— START OF RECORD LIST —

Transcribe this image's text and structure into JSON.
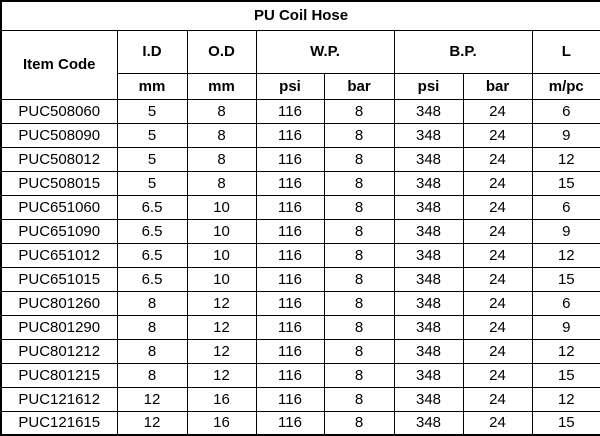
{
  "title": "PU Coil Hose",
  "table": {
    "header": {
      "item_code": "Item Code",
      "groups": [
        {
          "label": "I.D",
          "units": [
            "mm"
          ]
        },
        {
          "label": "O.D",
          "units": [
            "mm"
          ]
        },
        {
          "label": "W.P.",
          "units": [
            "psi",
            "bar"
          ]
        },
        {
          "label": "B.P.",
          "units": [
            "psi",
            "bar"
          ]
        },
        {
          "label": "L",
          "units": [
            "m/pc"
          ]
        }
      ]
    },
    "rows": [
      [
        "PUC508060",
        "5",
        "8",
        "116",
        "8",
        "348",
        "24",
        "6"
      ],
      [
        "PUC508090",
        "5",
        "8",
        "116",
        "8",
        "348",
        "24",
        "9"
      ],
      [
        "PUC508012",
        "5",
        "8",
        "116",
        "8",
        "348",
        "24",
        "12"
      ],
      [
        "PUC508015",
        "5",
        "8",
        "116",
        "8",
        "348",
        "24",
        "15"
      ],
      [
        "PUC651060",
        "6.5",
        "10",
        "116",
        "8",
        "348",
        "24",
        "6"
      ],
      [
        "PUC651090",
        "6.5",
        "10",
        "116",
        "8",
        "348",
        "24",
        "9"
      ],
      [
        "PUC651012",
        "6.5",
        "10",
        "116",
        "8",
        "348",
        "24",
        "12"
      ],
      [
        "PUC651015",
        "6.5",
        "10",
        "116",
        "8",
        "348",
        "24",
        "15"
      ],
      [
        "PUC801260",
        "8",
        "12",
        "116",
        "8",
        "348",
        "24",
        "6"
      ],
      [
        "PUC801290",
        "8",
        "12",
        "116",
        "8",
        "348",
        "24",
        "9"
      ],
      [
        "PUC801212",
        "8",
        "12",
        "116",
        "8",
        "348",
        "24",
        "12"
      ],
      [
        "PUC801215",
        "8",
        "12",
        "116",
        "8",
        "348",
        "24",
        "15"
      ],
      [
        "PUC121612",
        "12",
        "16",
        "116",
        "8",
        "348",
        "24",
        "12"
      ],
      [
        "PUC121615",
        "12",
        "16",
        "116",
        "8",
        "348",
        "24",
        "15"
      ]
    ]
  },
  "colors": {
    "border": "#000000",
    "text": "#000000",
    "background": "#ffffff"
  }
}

— END OF RECORD LIST —

STATED EXERCISE ▸ Copy the material above exactly and drop the pictures.

TASK OUTPUT ▸
Transcribe this image's text and structure into JSON.
{
  "title": "PU Coil Hose",
  "table": {
    "header": {
      "item_code": "Item Code",
      "groups": [
        {
          "label": "I.D",
          "units": [
            "mm"
          ]
        },
        {
          "label": "O.D",
          "units": [
            "mm"
          ]
        },
        {
          "label": "W.P.",
          "units": [
            "psi",
            "bar"
          ]
        },
        {
          "label": "B.P.",
          "units": [
            "psi",
            "bar"
          ]
        },
        {
          "label": "L",
          "units": [
            "m/pc"
          ]
        }
      ]
    },
    "rows": [
      [
        "PUC508060",
        "5",
        "8",
        "116",
        "8",
        "348",
        "24",
        "6"
      ],
      [
        "PUC508090",
        "5",
        "8",
        "116",
        "8",
        "348",
        "24",
        "9"
      ],
      [
        "PUC508012",
        "5",
        "8",
        "116",
        "8",
        "348",
        "24",
        "12"
      ],
      [
        "PUC508015",
        "5",
        "8",
        "116",
        "8",
        "348",
        "24",
        "15"
      ],
      [
        "PUC651060",
        "6.5",
        "10",
        "116",
        "8",
        "348",
        "24",
        "6"
      ],
      [
        "PUC651090",
        "6.5",
        "10",
        "116",
        "8",
        "348",
        "24",
        "9"
      ],
      [
        "PUC651012",
        "6.5",
        "10",
        "116",
        "8",
        "348",
        "24",
        "12"
      ],
      [
        "PUC651015",
        "6.5",
        "10",
        "116",
        "8",
        "348",
        "24",
        "15"
      ],
      [
        "PUC801260",
        "8",
        "12",
        "116",
        "8",
        "348",
        "24",
        "6"
      ],
      [
        "PUC801290",
        "8",
        "12",
        "116",
        "8",
        "348",
        "24",
        "9"
      ],
      [
        "PUC801212",
        "8",
        "12",
        "116",
        "8",
        "348",
        "24",
        "12"
      ],
      [
        "PUC801215",
        "8",
        "12",
        "116",
        "8",
        "348",
        "24",
        "15"
      ],
      [
        "PUC121612",
        "12",
        "16",
        "116",
        "8",
        "348",
        "24",
        "12"
      ],
      [
        "PUC121615",
        "12",
        "16",
        "116",
        "8",
        "348",
        "24",
        "15"
      ]
    ]
  },
  "colors": {
    "border": "#000000",
    "text": "#000000",
    "background": "#ffffff"
  }
}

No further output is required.